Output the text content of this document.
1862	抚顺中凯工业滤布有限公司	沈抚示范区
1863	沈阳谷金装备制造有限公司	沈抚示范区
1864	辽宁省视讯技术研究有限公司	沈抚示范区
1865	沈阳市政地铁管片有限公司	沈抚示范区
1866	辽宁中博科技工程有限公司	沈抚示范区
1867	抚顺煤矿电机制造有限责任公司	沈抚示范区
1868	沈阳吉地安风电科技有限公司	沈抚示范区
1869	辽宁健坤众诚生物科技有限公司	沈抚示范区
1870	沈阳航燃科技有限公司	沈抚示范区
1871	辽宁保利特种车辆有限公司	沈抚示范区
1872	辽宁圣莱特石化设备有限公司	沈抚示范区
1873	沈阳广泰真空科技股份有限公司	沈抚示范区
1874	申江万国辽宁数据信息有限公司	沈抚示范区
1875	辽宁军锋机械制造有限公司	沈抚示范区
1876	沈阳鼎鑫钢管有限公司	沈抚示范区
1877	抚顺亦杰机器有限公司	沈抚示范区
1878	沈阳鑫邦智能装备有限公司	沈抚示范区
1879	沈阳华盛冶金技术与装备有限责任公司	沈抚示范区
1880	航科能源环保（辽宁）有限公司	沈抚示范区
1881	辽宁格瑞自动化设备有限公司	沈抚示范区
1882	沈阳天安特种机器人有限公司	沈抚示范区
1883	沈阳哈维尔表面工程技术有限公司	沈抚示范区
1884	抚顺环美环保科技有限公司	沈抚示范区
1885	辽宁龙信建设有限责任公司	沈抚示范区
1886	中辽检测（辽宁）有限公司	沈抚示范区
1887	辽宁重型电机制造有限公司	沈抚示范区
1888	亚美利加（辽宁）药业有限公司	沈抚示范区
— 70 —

■ ■ ■ ■ ■

Reproduce the data in full, exactly as presented.

OUTPUT BELOW:
Output the text content of this document.
1862	抚顺中凯工业滤布有限公司	沈抚示范区
1863	沈阳谷金装备制造有限公司	沈抚示范区
1864	辽宁省视讯技术研究有限公司	沈抚示范区
1865	沈阳市政地铁管片有限公司	沈抚示范区
1866	辽宁中博科技工程有限公司	沈抚示范区
1867	抚顺煤矿电机制造有限责任公司	沈抚示范区
1868	沈阳吉地安风电科技有限公司	沈抚示范区
1869	辽宁健坤众诚生物科技有限公司	沈抚示范区
1870	沈阳航燃科技有限公司	沈抚示范区
1871	辽宁保利特种车辆有限公司	沈抚示范区
1872	辽宁圣莱特石化设备有限公司	沈抚示范区
1873	沈阳广泰真空科技股份有限公司	沈抚示范区
1874	申江万国辽宁数据信息有限公司	沈抚示范区
1875	辽宁军锋机械制造有限公司	沈抚示范区
1876	沈阳鼎鑫钢管有限公司	沈抚示范区
1877	抚顺亦杰机器有限公司	沈抚示范区
1878	沈阳鑫邦智能装备有限公司	沈抚示范区
1879	沈阳华盛冶金技术与装备有限责任公司	沈抚示范区
1880	航科能源环保（辽宁）有限公司	沈抚示范区
1881	辽宁格瑞自动化设备有限公司	沈抚示范区
1882	沈阳天安特种机器人有限公司	沈抚示范区
1883	沈阳哈维尔表面工程技术有限公司	沈抚示范区
1884	抚顺环美环保科技有限公司	沈抚示范区
1885	辽宁龙信建设有限责任公司	沈抚示范区
1886	中辽检测（辽宁）有限公司	沈抚示范区
1887	辽宁重型电机制造有限公司	沈抚示范区
1888	亚美利加（辽宁）药业有限公司	沈抚示范区
— 70 —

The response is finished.